--- begin ---

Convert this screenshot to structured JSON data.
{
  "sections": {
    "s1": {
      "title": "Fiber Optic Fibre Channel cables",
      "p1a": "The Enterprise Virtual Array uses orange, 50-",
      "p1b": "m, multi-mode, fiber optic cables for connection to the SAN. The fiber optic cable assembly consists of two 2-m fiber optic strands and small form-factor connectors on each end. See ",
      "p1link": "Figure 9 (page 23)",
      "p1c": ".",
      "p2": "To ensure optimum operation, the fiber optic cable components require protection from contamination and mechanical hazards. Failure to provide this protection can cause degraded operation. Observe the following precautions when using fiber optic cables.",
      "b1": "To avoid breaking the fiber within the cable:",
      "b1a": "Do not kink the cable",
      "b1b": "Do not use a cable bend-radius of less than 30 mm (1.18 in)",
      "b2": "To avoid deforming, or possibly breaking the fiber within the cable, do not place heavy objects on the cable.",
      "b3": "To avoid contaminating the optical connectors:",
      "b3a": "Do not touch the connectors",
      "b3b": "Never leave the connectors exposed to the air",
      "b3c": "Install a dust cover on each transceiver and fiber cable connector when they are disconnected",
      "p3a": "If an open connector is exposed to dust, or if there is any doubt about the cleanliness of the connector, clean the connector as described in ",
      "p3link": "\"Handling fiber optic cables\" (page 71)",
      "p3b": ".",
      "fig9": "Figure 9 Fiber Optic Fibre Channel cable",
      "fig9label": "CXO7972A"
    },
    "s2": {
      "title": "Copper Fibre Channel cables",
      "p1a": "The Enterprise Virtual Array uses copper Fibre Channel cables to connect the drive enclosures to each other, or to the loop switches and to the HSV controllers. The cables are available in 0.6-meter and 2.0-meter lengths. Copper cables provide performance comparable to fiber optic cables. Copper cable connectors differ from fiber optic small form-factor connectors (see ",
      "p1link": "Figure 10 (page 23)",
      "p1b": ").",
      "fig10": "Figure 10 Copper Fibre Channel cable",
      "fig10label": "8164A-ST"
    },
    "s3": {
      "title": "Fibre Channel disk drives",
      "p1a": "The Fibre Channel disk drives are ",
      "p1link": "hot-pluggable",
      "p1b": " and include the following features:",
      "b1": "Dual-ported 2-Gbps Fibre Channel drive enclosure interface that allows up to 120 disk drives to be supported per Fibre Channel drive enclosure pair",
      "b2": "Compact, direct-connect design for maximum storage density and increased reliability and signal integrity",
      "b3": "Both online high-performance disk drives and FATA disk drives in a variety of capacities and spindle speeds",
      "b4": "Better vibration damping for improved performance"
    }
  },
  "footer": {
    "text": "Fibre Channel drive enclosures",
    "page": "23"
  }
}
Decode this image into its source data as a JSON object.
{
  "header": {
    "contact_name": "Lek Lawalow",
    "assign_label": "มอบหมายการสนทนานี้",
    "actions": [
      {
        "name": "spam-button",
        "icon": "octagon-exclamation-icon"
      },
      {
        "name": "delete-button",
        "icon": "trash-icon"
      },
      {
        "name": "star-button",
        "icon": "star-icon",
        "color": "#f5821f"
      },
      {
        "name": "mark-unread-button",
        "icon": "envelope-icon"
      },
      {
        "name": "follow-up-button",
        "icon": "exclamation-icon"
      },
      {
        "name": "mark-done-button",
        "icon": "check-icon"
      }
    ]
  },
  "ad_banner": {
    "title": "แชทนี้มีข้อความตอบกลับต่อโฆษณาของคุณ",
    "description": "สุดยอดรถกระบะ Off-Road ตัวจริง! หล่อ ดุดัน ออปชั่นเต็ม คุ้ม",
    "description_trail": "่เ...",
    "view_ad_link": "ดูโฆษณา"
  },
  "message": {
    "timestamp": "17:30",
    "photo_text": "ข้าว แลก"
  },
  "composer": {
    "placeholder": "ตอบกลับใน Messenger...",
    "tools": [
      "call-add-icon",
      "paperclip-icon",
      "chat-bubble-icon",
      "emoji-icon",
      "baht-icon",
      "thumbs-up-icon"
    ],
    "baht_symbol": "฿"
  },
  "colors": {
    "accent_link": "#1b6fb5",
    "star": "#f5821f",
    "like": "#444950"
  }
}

--- end ---

[EXERCISE OBJECTIVE] Return each full line of the entries that contains the word "Copper".

[EXERCISE RESULT]
      "title": "Copper Fibre Channel cables",
      "p1a": "The Enterprise Virtual Array uses copper Fibre Channel cables to connect the drive enclosures to each other, or to the loop switches and to the HSV controllers. The cables are available in 0.6-meter and 2.0-meter lengths. Copper cables provide performance comparable to fiber optic cables. Copper cable connectors differ from fiber optic small form-factor connectors (see ",
      "fig10": "Figure 10 Copper Fibre Channel cable",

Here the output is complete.